- _Exercise directions_
According to the article about the STOKR bicycle tour, what does the ride raise money for?

There were 370 bicyclists riding around the Libby and Troy area and weather couldn't have been better.

The STOKR is a fundraiser for the local Habitat for Humanity efforts. It's a two-day ride that travels 98 miles from Libby to Troy and up into the Yaak before returning to Libby via Pipe Creek Road on Saturday. There is an alternative route of 45 miles that goes up the Lake Creek drainage south of Troy. On Sunday, the riders go up to Libby Dam via the haul road and come back on Montana Highway 37.     

"Fantastic," said organizer Susie Rice. "I think it was the best STOKR ever. It was pinch-me weather."

Rice said one rider from Spokane, Wash., kept exclaiming about the air quality during the two days of touring the county.

"He rides here from Spokane and then spends two days riding the STOKR," Rice said. "It's the air. He lives and rides in the I-90 corridor in Spokane."

Rice said riders listed the lack of traffic and friendliness of the volunteers as pluses for the STOKR. This year Jim Shadle's salmon chowder was a frequently mentioned favorite, too. Shadle and his wife Julie manned a replenishment stop on Flatiron Summit. They served oranges, drinks and cookies. But nearly 16 miles back, at the Dirty Shame Saloon in Yaak, other volunteers were serving food on the outside deck, including Shadle's salmon chowder. Duane and Peggy Williams ladled out helpings to the energy depleted riders.

Perhaps the favorite, though, was the pie stop at the Ramlo's cabin on Pipe Creek Road just a few miles above the Red Dog Saloon. A massive volunteer effort in the weeks before STOKR has people in the communities baking pies and cookies for the bicycle riders.

"I just want to get the pie," said one lady rider at the Sylvanite School, where various salads were being served.

"You have to go to the end for that one," said volunteer Judy Hyslop.

Louis Boitano, 70, was here for his 12 consecutive STOKR. He comes from Fife, Wash., which is near Puyallup.

"I've been here every year," he said. "For the first year, I had a friend who lived over here."

He said he comes back for the beautiful country and the great food.

"I have to ride since I've been coming here every year," he said. "Susie would come over and drag me back."

Boitano heads north from Libby to Banf to ride in the Golden Triangle, a 310-kilometer ride from Banf to Golden, down to Radium Hot Springs and back to Banf via Vermillion Pass.

Last summer, the Washington resident came to Libby and worked several days on the Libby Habitat house.

On Sunday, the tour to Libby Dam started at the Libby Area Chamber of Commerce parking lot and rode past the home on Tenth Street and Main Avenue. The family stood on the deck waving to the riders and yelling thank-you.

"That turned out to be very emotional for a lot of the riders," Rice said. "When we got the dam they told me that it brought tears to their eyes."

A group of riders from Alberta, all business professionals from Calgary, have been coming to Libby for the STOKR for the past 7 years.

"It's the best," said one of the riders. "It's just the best. I don't know of a ride that is better."

A Coeur d'Alene bicyclist, stopping to wait for his wife on Yaak Hill on saturday morning called STOKR a must every year because it marked the beginning of the serious riding season. It doesn't hurt that is travels through beautiful country and the organizers take care of the riders, he said.

Bicyclists came to Libby from as far away as Alaska and fromas near as Kalispell.

"I've said from the very beginning that for me it's a heckuva lot of work, but I get to ride to ride, too," Rice said. "It's like inviting 300 people to ride with me."

Rice said the tour sometimes seems to have as many good stories as their are riders.

"You see that lady over there," she said at the start of the 98-mile ride on Saturday. "She was diagnosed with cervical cancer and rode with her doctor last year. This year she's back with friends."

Rice noted there is a rider who has to lean against buildings or vehicles to get on and off his bicycle because he can't walk without a cane, that he keeps folding up on a handlebar pack.

And there was a 74-year-old man on the tour, as well as Mary Madison of Wolf Point, who is 71.

"The stories of the riders are quite inspirational," Rice said.

The limitations on STOKR are the number of available rooms in the Libby area lodging establishments. Registration lasted less than 10 days before Rice had to close it off.

- _Extracted information_

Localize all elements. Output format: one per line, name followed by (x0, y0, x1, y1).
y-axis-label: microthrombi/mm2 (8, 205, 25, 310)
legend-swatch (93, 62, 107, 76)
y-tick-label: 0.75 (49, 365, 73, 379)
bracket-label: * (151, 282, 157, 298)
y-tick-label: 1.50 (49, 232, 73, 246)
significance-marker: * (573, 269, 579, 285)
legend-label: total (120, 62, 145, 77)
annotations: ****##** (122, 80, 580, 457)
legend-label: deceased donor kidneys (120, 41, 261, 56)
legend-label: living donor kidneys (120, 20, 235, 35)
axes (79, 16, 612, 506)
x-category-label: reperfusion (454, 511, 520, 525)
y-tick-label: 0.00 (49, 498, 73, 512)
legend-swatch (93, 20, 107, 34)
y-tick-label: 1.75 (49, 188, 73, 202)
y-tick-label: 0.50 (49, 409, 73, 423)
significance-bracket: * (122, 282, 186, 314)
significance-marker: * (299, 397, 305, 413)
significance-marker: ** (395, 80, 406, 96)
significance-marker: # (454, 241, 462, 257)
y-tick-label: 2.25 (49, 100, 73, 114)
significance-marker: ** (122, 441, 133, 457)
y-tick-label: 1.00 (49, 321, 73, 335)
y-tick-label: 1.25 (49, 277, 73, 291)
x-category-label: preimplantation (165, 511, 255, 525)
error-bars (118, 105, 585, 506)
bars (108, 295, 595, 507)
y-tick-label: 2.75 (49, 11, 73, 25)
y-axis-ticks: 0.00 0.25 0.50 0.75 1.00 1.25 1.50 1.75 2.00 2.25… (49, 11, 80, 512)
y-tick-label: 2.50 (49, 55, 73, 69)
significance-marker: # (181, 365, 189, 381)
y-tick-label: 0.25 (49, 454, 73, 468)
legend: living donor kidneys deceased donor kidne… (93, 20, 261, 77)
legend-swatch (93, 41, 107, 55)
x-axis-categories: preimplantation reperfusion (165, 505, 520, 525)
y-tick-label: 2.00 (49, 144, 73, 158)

- _Task result_
The local Habitat for Humanity efforts.